**What to work on**
Show every line containing "email" by copying it.
* start Entries supplied *
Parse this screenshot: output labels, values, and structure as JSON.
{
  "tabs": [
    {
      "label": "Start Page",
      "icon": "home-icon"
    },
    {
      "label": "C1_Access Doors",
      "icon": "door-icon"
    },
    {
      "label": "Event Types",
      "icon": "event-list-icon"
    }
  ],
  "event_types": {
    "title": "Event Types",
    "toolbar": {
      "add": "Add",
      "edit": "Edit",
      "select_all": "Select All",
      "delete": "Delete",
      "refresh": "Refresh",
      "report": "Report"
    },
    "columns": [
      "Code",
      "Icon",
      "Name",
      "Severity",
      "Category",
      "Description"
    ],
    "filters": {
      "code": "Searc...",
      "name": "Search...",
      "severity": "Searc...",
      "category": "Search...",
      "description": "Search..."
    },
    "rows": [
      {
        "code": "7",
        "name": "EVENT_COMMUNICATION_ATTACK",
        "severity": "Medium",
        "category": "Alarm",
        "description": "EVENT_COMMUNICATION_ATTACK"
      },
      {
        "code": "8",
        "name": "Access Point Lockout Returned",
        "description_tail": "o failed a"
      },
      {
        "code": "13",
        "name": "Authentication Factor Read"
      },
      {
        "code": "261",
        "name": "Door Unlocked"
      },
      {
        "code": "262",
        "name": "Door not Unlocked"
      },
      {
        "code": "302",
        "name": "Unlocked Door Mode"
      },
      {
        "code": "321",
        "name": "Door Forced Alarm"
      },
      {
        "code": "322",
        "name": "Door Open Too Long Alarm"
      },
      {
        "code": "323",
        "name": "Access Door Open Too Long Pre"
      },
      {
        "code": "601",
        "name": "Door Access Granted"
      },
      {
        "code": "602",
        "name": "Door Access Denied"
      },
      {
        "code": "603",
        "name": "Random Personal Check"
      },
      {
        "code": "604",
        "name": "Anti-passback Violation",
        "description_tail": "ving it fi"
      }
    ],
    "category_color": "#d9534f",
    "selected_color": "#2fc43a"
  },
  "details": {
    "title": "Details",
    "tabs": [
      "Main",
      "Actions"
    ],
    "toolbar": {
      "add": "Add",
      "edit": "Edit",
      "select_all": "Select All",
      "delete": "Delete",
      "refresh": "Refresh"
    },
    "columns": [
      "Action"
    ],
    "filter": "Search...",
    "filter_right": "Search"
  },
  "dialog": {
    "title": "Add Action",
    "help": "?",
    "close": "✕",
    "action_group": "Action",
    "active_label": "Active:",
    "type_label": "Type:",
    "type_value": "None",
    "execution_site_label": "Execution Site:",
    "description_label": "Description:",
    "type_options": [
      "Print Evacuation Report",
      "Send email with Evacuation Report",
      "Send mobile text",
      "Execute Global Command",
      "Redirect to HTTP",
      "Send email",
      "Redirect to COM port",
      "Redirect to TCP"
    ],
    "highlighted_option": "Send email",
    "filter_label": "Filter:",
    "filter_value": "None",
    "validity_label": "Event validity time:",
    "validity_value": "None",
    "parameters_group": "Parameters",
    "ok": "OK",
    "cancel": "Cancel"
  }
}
* end Entries supplied *
**Task solution**
      "Send email with Evacuation Report",
      "Send email",
    "highlighted_option": "Send email",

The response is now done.